Gather up the lines that contain "доля".

───── RECORDS FOR THIS TASK ─────

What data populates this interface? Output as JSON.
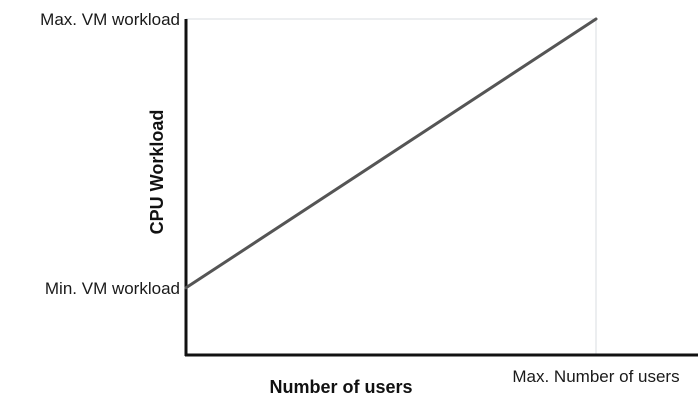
{
  "chart_data": {
    "type": "line",
    "title": "",
    "xlabel": "Number of users",
    "ylabel": "CPU Workload",
    "x_tick_labels": [
      "Max. Number of users"
    ],
    "y_tick_labels": [
      "Max. VM workload",
      "Min. VM workload"
    ],
    "xlim": [
      0,
      1
    ],
    "ylim": [
      0,
      1
    ],
    "grid": false,
    "series": [
      {
        "x": [
          0,
          1
        ],
        "y": [
          0.2,
          1
        ]
      }
    ],
    "colors": {
      "line": "#555555",
      "axis": "#111111",
      "guide": "#d8dde2"
    }
  }
}
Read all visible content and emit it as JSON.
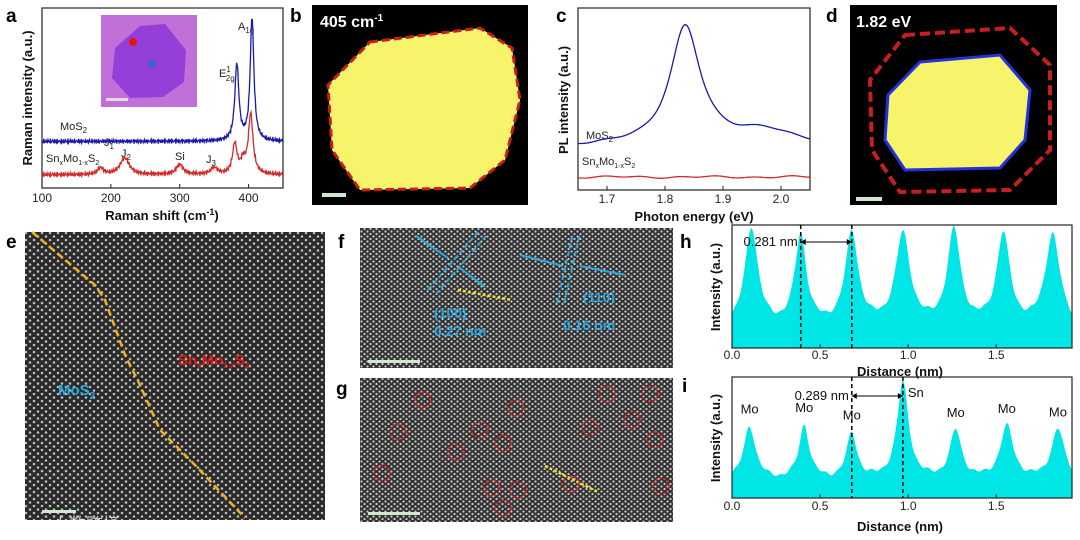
{
  "panels": {
    "a": "a",
    "b": "b",
    "c": "c",
    "d": "d",
    "e": "e",
    "f": "f",
    "g": "g",
    "h": "h",
    "i": "i"
  },
  "colors": {
    "mos2": "#1a1aa8",
    "snmos2": "#d42a2a",
    "profile": "#00e5e5",
    "yellow": "#f7f36a",
    "dash_red": "#c81e1e",
    "dash_blue": "#2233dd",
    "cyan_text": "#29a9e0",
    "boundary": "#f0b020"
  },
  "labels": {
    "mos2": {
      "main": "MoS",
      "sub": "2"
    },
    "snmos2": {
      "sn": "Sn",
      "x": "x",
      "mo": "Mo",
      "sub": "1-x",
      "s": "S",
      "two": "2"
    },
    "b_title": {
      "main": "405 cm",
      "sup": "-1"
    },
    "d_title": "1.82 eV",
    "f_100": "(100)",
    "f_027": "0.27 nm",
    "f_110": "(110)",
    "f_016": "0.16 nm",
    "watermark": "大数跨境"
  },
  "chart_data": [
    {
      "id": "a",
      "type": "line",
      "title": "",
      "xlabel": {
        "main": "Raman shift (cm",
        "sup": "-1",
        "end": ")"
      },
      "ylabel": "Raman intensity (a.u.)",
      "xlim": [
        100,
        450
      ],
      "ylim": [
        -0.4,
        5.0
      ],
      "xticks": [
        "100",
        "200",
        "300",
        "400"
      ],
      "series": [
        {
          "name": "MoS2",
          "baseline": 1.0,
          "peaks": [
            [
              383,
              2.3,
              3.5
            ],
            [
              405,
              3.7,
              3.2
            ]
          ]
        },
        {
          "name": "SnxMo1-xS2",
          "baseline": 0.0,
          "peaks": [
            [
              185,
              0.2,
              5
            ],
            [
              220,
              0.5,
              8
            ],
            [
              300,
              0.3,
              6
            ],
            [
              350,
              0.2,
              6
            ],
            [
              380,
              0.9,
              4
            ],
            [
              392,
              0.35,
              4
            ],
            [
              403,
              1.8,
              4
            ]
          ]
        }
      ],
      "annotations": {
        "a1g": {
          "main": "A",
          "sub": "1g"
        },
        "e2g": {
          "main": "E",
          "sup": "1",
          "sub": "2g"
        },
        "j1": {
          "main": "J",
          "sub": "1"
        },
        "j2": {
          "main": "J",
          "sub": "2"
        },
        "si": "Si",
        "j3": {
          "main": "J",
          "sub": "3"
        }
      }
    },
    {
      "id": "c",
      "type": "line",
      "xlabel": "Photon energy (eV)",
      "ylabel": "PL intensity (a.u.)",
      "xlim": [
        1.65,
        2.05
      ],
      "ylim": [
        0,
        4.2
      ],
      "xticks": [
        "1.7",
        "1.8",
        "1.9",
        "2.0"
      ],
      "series": [
        {
          "name": "MoS2",
          "baseline": 1.0,
          "peaks": [
            [
              1.835,
              2.75,
              0.032
            ],
            [
              1.97,
              0.35,
              0.06
            ]
          ]
        },
        {
          "name": "SnxMo1-xS2",
          "baseline": 0.3,
          "peaks": []
        }
      ]
    },
    {
      "id": "h",
      "type": "area",
      "xlabel": "Distance (nm)",
      "ylabel": "Intensity (a.u.)",
      "xlim": [
        0,
        1.93
      ],
      "ylim": [
        0,
        1
      ],
      "xticks": [
        "0.0",
        "0.5",
        "1.0",
        "1.5"
      ],
      "series": [
        {
          "name": "MoS2 profile",
          "baseline": 0.15,
          "peaks": [
            [
              0.11,
              0.82,
              0.045
            ],
            [
              0.39,
              0.74,
              0.04
            ],
            [
              0.68,
              0.76,
              0.045
            ],
            [
              0.97,
              0.75,
              0.05
            ],
            [
              1.26,
              0.78,
              0.045
            ],
            [
              1.54,
              0.75,
              0.045
            ],
            [
              1.82,
              0.76,
              0.05
            ]
          ]
        }
      ],
      "spacing": "0.281 nm",
      "markers": [
        0.39,
        0.68
      ]
    },
    {
      "id": "i",
      "type": "area",
      "xlabel": "Distance (nm)",
      "ylabel": "Intensity (a.u.)",
      "xlim": [
        0,
        1.93
      ],
      "ylim": [
        0,
        1
      ],
      "xticks": [
        "0.0",
        "0.5",
        "1.0",
        "1.5"
      ],
      "series": [
        {
          "name": "SnxMo1-xS2 profile",
          "baseline": 0.14,
          "peaks": [
            [
              0.1,
              0.45,
              0.04
            ],
            [
              0.41,
              0.45,
              0.035
            ],
            [
              0.68,
              0.38,
              0.035
            ],
            [
              0.97,
              0.8,
              0.04
            ],
            [
              1.27,
              0.4,
              0.04
            ],
            [
              1.56,
              0.44,
              0.045
            ],
            [
              1.85,
              0.42,
              0.045
            ]
          ]
        }
      ],
      "spacing": "0.289 nm",
      "markers": [
        0.68,
        0.97
      ],
      "atoms": [
        "Mo",
        "Mo",
        "Mo",
        "Sn",
        "Mo",
        "Mo",
        "Mo"
      ]
    }
  ]
}
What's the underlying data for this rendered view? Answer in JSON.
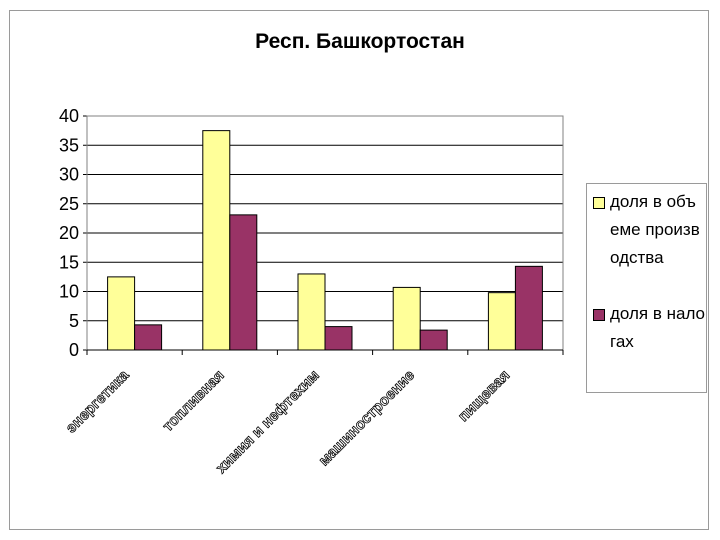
{
  "chart_data": {
    "type": "bar",
    "title": "Респ. Башкортостан",
    "xlabel": "",
    "ylabel": "",
    "categories": [
      "энергетика",
      "топливная",
      "химия и нефтехим",
      "машиностроение",
      "пищевая"
    ],
    "series": [
      {
        "name": "доля в объеме производства",
        "color": "#ffff99",
        "values": [
          12.5,
          37.5,
          13,
          10.7,
          9.8
        ]
      },
      {
        "name": "доля в налогах",
        "color": "#993366",
        "values": [
          4.3,
          23.1,
          4,
          3.4,
          14.3
        ]
      }
    ],
    "ylim": [
      0,
      40
    ],
    "yticks": [
      "0",
      "5",
      "10",
      "15",
      "20",
      "25",
      "30",
      "35",
      "40"
    ],
    "grid": true,
    "legend_position": "right"
  }
}
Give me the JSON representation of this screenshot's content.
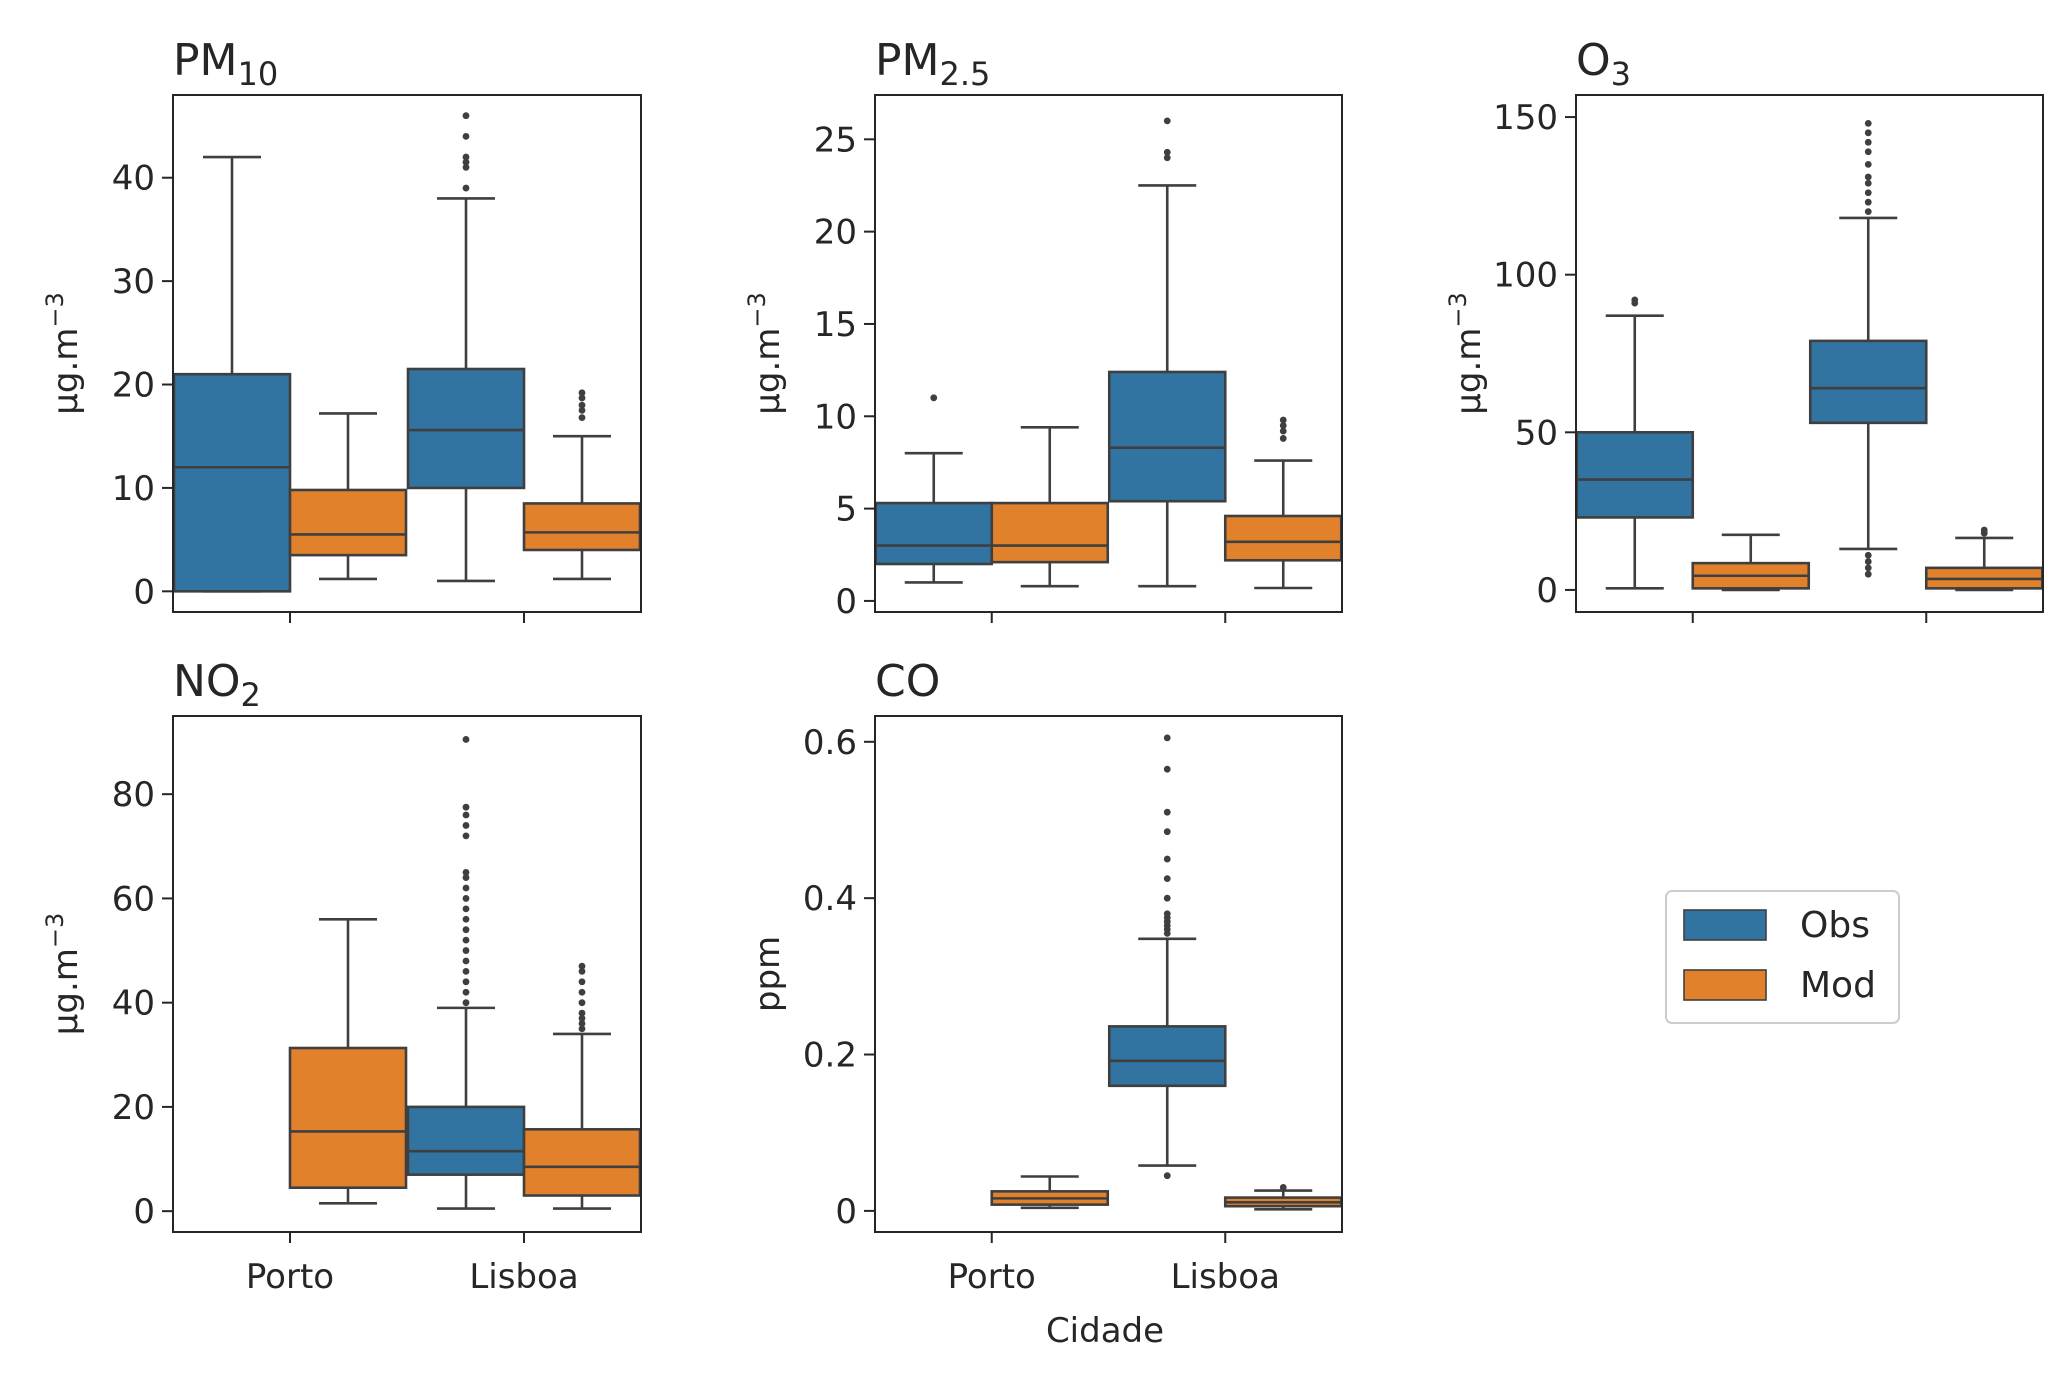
{
  "colors": {
    "obs": "#3274a1",
    "mod": "#e1812c",
    "line": "#3f3f3f",
    "axes": "#262626"
  },
  "legend": {
    "placement": "center-right",
    "items": [
      {
        "label": "Obs",
        "color": "#3274a1"
      },
      {
        "label": "Mod",
        "color": "#e1812c"
      }
    ]
  },
  "shared_xlabel": "Cidade",
  "chart_data": [
    {
      "type": "boxplot",
      "title": "PM",
      "title_sub": "10",
      "ylabel": "μg.m",
      "ylabel_sup": "−3",
      "ylim": [
        -2,
        48
      ],
      "yticks": [
        0,
        10,
        20,
        30,
        40
      ],
      "categories": [
        "Porto",
        "Lisboa"
      ],
      "show_xticklabels": false,
      "series": [
        {
          "name": "Obs",
          "boxes": [
            {
              "category": "Porto",
              "whislo": 0,
              "q1": 0,
              "median": 12,
              "q3": 21,
              "whishi": 42,
              "fliers": []
            },
            {
              "category": "Lisboa",
              "whislo": 1,
              "q1": 10,
              "median": 15.6,
              "q3": 21.5,
              "whishi": 38,
              "fliers": [
                39,
                41,
                41.5,
                42,
                44,
                46
              ]
            }
          ]
        },
        {
          "name": "Mod",
          "boxes": [
            {
              "category": "Porto",
              "whislo": 1.2,
              "q1": 3.5,
              "median": 5.5,
              "q3": 9.8,
              "whishi": 17.2,
              "fliers": []
            },
            {
              "category": "Lisboa",
              "whislo": 1.2,
              "q1": 4,
              "median": 5.7,
              "q3": 8.5,
              "whishi": 15,
              "fliers": [
                16.8,
                17.5,
                18,
                18.7,
                19.2
              ]
            }
          ]
        }
      ]
    },
    {
      "type": "boxplot",
      "title": "PM",
      "title_sub": "2.5",
      "ylabel": "μg.m",
      "ylabel_sup": "−3",
      "ylim": [
        -0.6,
        27.4
      ],
      "yticks": [
        0,
        5,
        10,
        15,
        20,
        25
      ],
      "categories": [
        "Porto",
        "Lisboa"
      ],
      "show_xticklabels": false,
      "series": [
        {
          "name": "Obs",
          "boxes": [
            {
              "category": "Porto",
              "whislo": 1,
              "q1": 2,
              "median": 3,
              "q3": 5.3,
              "whishi": 8,
              "fliers": [
                11
              ]
            },
            {
              "category": "Lisboa",
              "whislo": 0.8,
              "q1": 5.4,
              "median": 8.3,
              "q3": 12.4,
              "whishi": 22.5,
              "fliers": [
                24,
                24.3,
                26
              ]
            }
          ]
        },
        {
          "name": "Mod",
          "boxes": [
            {
              "category": "Porto",
              "whislo": 0.8,
              "q1": 2.1,
              "median": 3,
              "q3": 5.3,
              "whishi": 9.4,
              "fliers": []
            },
            {
              "category": "Lisboa",
              "whislo": 0.7,
              "q1": 2.2,
              "median": 3.2,
              "q3": 4.6,
              "whishi": 7.6,
              "fliers": [
                8.8,
                9.2,
                9.5,
                9.8
              ]
            }
          ]
        }
      ]
    },
    {
      "type": "boxplot",
      "title": "O",
      "title_sub": "3",
      "ylabel": "μg.m",
      "ylabel_sup": "−3",
      "ylim": [
        -7,
        157
      ],
      "yticks": [
        0,
        50,
        100,
        150
      ],
      "categories": [
        "Porto",
        "Lisboa"
      ],
      "show_xticklabels": false,
      "series": [
        {
          "name": "Obs",
          "boxes": [
            {
              "category": "Porto",
              "whislo": 0.5,
              "q1": 23,
              "median": 35,
              "q3": 50,
              "whishi": 87,
              "fliers": [
                91,
                92
              ]
            },
            {
              "category": "Lisboa",
              "whislo": 13,
              "q1": 53,
              "median": 64,
              "q3": 79,
              "whishi": 118,
              "fliers": [
                5,
                7,
                9,
                11,
                120,
                123,
                126,
                129,
                131,
                135,
                139,
                142,
                145,
                148
              ]
            }
          ]
        },
        {
          "name": "Mod",
          "boxes": [
            {
              "category": "Porto",
              "whislo": 0,
              "q1": 0.5,
              "median": 4.5,
              "q3": 8.5,
              "whishi": 17.5,
              "fliers": []
            },
            {
              "category": "Lisboa",
              "whislo": 0,
              "q1": 0.5,
              "median": 3.5,
              "q3": 7,
              "whishi": 16.5,
              "fliers": [
                18,
                19
              ]
            }
          ]
        }
      ]
    },
    {
      "type": "boxplot",
      "title": "NO",
      "title_sub": "2",
      "ylabel": "μg.m",
      "ylabel_sup": "−3",
      "ylim": [
        -4,
        95
      ],
      "yticks": [
        0,
        20,
        40,
        60,
        80
      ],
      "categories": [
        "Porto",
        "Lisboa"
      ],
      "show_xticklabels": true,
      "series": [
        {
          "name": "Obs",
          "boxes": [
            {
              "category": "Lisboa",
              "whislo": 0.5,
              "q1": 7,
              "median": 11.5,
              "q3": 20,
              "whishi": 39,
              "fliers": [
                40,
                42,
                44,
                46,
                48,
                50,
                52,
                54,
                56,
                58,
                60,
                62,
                64,
                65,
                72,
                74,
                76,
                77.5,
                90.5
              ]
            }
          ]
        },
        {
          "name": "Mod",
          "boxes": [
            {
              "category": "Porto",
              "whislo": 1.5,
              "q1": 4.5,
              "median": 15.3,
              "q3": 31.3,
              "whishi": 56,
              "fliers": []
            },
            {
              "category": "Lisboa",
              "whislo": 0.5,
              "q1": 3,
              "median": 8.5,
              "q3": 15.7,
              "whishi": 34,
              "fliers": [
                35,
                36,
                37,
                38,
                40,
                42,
                44,
                46,
                47
              ]
            }
          ]
        }
      ]
    },
    {
      "type": "boxplot",
      "title": "CO",
      "title_sub": "",
      "ylabel": "ppm",
      "ylabel_sup": "",
      "ylim": [
        -0.027,
        0.633
      ],
      "yticks": [
        0.0,
        0.2,
        0.4,
        0.6
      ],
      "categories": [
        "Porto",
        "Lisboa"
      ],
      "show_xticklabels": true,
      "series": [
        {
          "name": "Obs",
          "boxes": [
            {
              "category": "Lisboa",
              "whislo": 0.058,
              "q1": 0.16,
              "median": 0.192,
              "q3": 0.236,
              "whishi": 0.348,
              "fliers": [
                0.045,
                0.355,
                0.36,
                0.365,
                0.37,
                0.375,
                0.38,
                0.4,
                0.425,
                0.45,
                0.485,
                0.51,
                0.565,
                0.605
              ]
            }
          ]
        },
        {
          "name": "Mod",
          "boxes": [
            {
              "category": "Porto",
              "whislo": 0.004,
              "q1": 0.008,
              "median": 0.016,
              "q3": 0.025,
              "whishi": 0.044,
              "fliers": []
            },
            {
              "category": "Lisboa",
              "whislo": 0.002,
              "q1": 0.006,
              "median": 0.011,
              "q3": 0.017,
              "whishi": 0.026,
              "fliers": [
                0.03
              ]
            }
          ]
        }
      ]
    }
  ]
}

─────

• [ANSWER FOR THIS EXERCISE]
        "name": "доля в объеме производства",
        "name": "доля в налогах",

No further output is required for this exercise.